**WHAT IS REQUIRED:**
Your answer should be the data below, reproduced with nothing changed.

--- RECORDS Enclosed Below ---

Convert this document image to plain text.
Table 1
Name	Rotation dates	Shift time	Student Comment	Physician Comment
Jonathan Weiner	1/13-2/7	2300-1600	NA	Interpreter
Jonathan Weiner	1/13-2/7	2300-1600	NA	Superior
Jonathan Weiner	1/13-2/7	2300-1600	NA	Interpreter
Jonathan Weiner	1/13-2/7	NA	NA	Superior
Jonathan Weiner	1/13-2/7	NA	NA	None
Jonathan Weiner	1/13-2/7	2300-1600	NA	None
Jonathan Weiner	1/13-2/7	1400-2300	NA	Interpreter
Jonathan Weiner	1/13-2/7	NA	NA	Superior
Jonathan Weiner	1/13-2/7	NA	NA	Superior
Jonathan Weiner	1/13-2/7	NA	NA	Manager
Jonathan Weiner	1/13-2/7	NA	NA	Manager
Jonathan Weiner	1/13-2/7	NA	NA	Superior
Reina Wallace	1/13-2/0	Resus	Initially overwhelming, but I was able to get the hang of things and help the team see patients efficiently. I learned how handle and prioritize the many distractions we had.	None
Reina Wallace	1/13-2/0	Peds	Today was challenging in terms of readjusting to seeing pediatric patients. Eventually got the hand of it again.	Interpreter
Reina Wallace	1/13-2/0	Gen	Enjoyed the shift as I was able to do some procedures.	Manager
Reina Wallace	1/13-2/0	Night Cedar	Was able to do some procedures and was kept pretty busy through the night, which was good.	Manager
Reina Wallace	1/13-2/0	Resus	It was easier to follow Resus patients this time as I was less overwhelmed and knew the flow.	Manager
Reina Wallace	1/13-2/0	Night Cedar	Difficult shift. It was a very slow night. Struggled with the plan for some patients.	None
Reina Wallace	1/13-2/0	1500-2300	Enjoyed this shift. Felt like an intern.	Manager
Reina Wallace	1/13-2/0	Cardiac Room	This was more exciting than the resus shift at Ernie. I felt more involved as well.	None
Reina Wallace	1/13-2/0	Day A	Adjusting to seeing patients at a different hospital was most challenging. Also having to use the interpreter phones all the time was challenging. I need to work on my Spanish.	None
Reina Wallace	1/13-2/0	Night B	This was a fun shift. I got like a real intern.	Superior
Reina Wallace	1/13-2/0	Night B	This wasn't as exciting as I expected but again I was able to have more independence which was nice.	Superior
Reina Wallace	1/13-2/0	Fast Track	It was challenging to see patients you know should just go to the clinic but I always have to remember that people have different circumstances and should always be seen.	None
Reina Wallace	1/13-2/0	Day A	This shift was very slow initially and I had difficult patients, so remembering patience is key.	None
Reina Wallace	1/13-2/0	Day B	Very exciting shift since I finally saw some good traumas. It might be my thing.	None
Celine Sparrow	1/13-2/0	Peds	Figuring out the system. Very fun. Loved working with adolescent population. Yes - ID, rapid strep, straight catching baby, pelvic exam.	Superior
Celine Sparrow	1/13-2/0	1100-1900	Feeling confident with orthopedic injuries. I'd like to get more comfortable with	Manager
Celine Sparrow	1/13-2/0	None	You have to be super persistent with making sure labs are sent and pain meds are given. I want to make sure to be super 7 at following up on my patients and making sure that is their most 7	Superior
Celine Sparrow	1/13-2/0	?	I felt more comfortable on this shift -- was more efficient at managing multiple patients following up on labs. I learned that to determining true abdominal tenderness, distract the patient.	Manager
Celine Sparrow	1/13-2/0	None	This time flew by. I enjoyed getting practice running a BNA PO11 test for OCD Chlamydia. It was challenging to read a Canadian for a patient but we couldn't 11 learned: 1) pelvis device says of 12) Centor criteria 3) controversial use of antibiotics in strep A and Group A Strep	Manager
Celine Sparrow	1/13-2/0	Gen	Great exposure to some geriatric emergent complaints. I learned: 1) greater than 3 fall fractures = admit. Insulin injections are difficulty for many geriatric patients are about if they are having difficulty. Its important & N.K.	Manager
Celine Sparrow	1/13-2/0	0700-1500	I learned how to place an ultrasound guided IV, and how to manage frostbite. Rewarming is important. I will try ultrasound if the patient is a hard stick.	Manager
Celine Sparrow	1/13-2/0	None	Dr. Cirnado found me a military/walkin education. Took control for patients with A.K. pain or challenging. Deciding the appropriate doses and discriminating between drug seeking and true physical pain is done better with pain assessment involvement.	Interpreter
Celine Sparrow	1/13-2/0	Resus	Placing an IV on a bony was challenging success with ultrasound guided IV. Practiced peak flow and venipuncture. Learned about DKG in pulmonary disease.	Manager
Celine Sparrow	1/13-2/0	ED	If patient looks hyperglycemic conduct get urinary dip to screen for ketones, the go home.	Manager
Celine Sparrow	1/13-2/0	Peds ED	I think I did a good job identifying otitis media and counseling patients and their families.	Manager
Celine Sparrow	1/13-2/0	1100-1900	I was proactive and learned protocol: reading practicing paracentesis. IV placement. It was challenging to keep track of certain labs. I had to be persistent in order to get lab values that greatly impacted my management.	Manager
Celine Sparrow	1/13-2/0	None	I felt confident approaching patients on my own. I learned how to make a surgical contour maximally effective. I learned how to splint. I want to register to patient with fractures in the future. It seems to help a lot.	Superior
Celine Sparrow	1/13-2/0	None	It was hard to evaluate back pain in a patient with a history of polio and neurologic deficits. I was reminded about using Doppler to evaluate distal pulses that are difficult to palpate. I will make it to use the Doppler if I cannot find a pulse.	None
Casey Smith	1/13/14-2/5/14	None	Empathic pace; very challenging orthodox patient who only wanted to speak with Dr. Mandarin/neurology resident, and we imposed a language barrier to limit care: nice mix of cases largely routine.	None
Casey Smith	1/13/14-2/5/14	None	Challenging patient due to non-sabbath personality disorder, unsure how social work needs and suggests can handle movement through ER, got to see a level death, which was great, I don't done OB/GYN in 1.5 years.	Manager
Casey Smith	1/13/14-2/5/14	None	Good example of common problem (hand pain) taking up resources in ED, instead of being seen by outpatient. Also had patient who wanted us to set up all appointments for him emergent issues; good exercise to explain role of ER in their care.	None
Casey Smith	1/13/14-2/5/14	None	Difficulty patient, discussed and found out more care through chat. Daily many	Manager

--- End of Enclosed RECORDS ---

**OUTPUT:**
Convert this document image to plain text.
Table 1
Name	Rotation dates	Shift time	Student Comment	Physician Comment
Jonathan Weiner	1/13-2/7	2300-1600	NA	Interpreter
Jonathan Weiner	1/13-2/7	2300-1600	NA	Superior
Jonathan Weiner	1/13-2/7	2300-1600	NA	Interpreter
Jonathan Weiner	1/13-2/7	NA	NA	Superior
Jonathan Weiner	1/13-2/7	NA	NA	None
Jonathan Weiner	1/13-2/7	2300-1600	NA	None
Jonathan Weiner	1/13-2/7	1400-2300	NA	Interpreter
Jonathan Weiner	1/13-2/7	NA	NA	Superior
Jonathan Weiner	1/13-2/7	NA	NA	Superior
Jonathan Weiner	1/13-2/7	NA	NA	Manager
Jonathan Weiner	1/13-2/7	NA	NA	Manager
Jonathan Weiner	1/13-2/7	NA	NA	Superior
Reina Wallace	1/13-2/0	Resus	Initially overwhelming, but I was able to get the hang of things and help the team see patients efficiently. I learned how handle and prioritize the many distractions we had.	None
Reina Wallace	1/13-2/0	Peds	Today was challenging in terms of readjusting to seeing pediatric patients. Eventually got the hand of it again.	Interpreter
Reina Wallace	1/13-2/0	Gen	Enjoyed the shift as I was able to do some procedures.	Manager
Reina Wallace	1/13-2/0	Night Cedar	Was able to do some procedures and was kept pretty busy through the night, which was good.	Manager
Reina Wallace	1/13-2/0	Resus	It was easier to follow Resus patients this time as I was less overwhelmed and knew the flow.	Manager
Reina Wallace	1/13-2/0	Night Cedar	Difficult shift. It was a very slow night. Struggled with the plan for some patients.	None
Reina Wallace	1/13-2/0	1500-2300	Enjoyed this shift. Felt like an intern.	Manager
Reina Wallace	1/13-2/0	Cardiac Room	This was more exciting than the resus shift at Ernie. I felt more involved as well.	None
Reina Wallace	1/13-2/0	Day A	Adjusting to seeing patients at a different hospital was most challenging. Also having to use the interpreter phones all the time was challenging. I need to work on my Spanish.	None
Reina Wallace	1/13-2/0	Night B	This was a fun shift. I got like a real intern.	Superior
Reina Wallace	1/13-2/0	Night B	This wasn't as exciting as I expected but again I was able to have more independence which was nice.	Superior
Reina Wallace	1/13-2/0	Fast Track	It was challenging to see patients you know should just go to the clinic but I always have to remember that people have different circumstances and should always be seen.	None
Reina Wallace	1/13-2/0	Day A	This shift was very slow initially and I had difficult patients, so remembering patience is key.	None
Reina Wallace	1/13-2/0	Day B	Very exciting shift since I finally saw some good traumas. It might be my thing.	None
Celine Sparrow	1/13-2/0	Peds	Figuring out the system. Very fun. Loved working with adolescent population. Yes - ID, rapid strep, straight catching baby, pelvic exam.	Superior
Celine Sparrow	1/13-2/0	1100-1900	Feeling confident with orthopedic injuries. I'd like to get more comfortable with	Manager
Celine Sparrow	1/13-2/0	None	You have to be super persistent with making sure labs are sent and pain meds are given. I want to make sure to be super 7 at following up on my patients and making sure that is their most 7	Superior
Celine Sparrow	1/13-2/0	?	I felt more comfortable on this shift -- was more efficient at managing multiple patients following up on labs. I learned that to determining true abdominal tenderness, distract the patient.	Manager
Celine Sparrow	1/13-2/0	None	This time flew by. I enjoyed getting practice running a BNA PO11 test for OCD Chlamydia. It was challenging to read a Canadian for a patient but we couldn't 11 learned: 1) pelvis device says of 12) Centor criteria 3) controversial use of antibiotics in strep A and Group A Strep	Manager
Celine Sparrow	1/13-2/0	Gen	Great exposure to some geriatric emergent complaints. I learned: 1) greater than 3 fall fractures = admit. Insulin injections are difficulty for many geriatric patients are about if they are having difficulty. Its important & N.K.	Manager
Celine Sparrow	1/13-2/0	0700-1500	I learned how to place an ultrasound guided IV, and how to manage frostbite. Rewarming is important. I will try ultrasound if the patient is a hard stick.	Manager
Celine Sparrow	1/13-2/0	None	Dr. Cirnado found me a military/walkin education. Took control for patients with A.K. pain or challenging. Deciding the appropriate doses and discriminating between drug seeking and true physical pain is done better with pain assessment involvement.	Interpreter
Celine Sparrow	1/13-2/0	Resus	Placing an IV on a bony was challenging success with ultrasound guided IV. Practiced peak flow and venipuncture. Learned about DKG in pulmonary disease.	Manager
Celine Sparrow	1/13-2/0	ED	If patient looks hyperglycemic conduct get urinary dip to screen for ketones, the go home.	Manager
Celine Sparrow	1/13-2/0	Peds ED	I think I did a good job identifying otitis media and counseling patients and their families.	Manager
Celine Sparrow	1/13-2/0	1100-1900	I was proactive and learned protocol: reading practicing paracentesis. IV placement. It was challenging to keep track of certain labs. I had to be persistent in order to get lab values that greatly impacted my management.	Manager
Celine Sparrow	1/13-2/0	None	I felt confident approaching patients on my own. I learned how to make a surgical contour maximally effective. I learned how to splint. I want to register to patient with fractures in the future. It seems to help a lot.	Superior
Celine Sparrow	1/13-2/0	None	It was hard to evaluate back pain in a patient with a history of polio and neurologic deficits. I was reminded about using Doppler to evaluate distal pulses that are difficult to palpate. I will make it to use the Doppler if I cannot find a pulse.	None
Casey Smith	1/13/14-2/5/14	None	Empathic pace; very challenging orthodox patient who only wanted to speak with Dr. Mandarin/neurology resident, and we imposed a language barrier to limit care: nice mix of cases largely routine.	None
Casey Smith	1/13/14-2/5/14	None	Challenging patient due to non-sabbath personality disorder, unsure how social work needs and suggests can handle movement through ER, got to see a level death, which was great, I don't done OB/GYN in 1.5 years.	Manager
Casey Smith	1/13/14-2/5/14	None	Good example of common problem (hand pain) taking up resources in ED, instead of being seen by outpatient. Also had patient who wanted us to set up all appointments for him emergent issues; good exercise to explain role of ER in their care.	None
Casey Smith	1/13/14-2/5/14	None	Difficulty patient, discussed and found out more care through chat. Daily many	Manager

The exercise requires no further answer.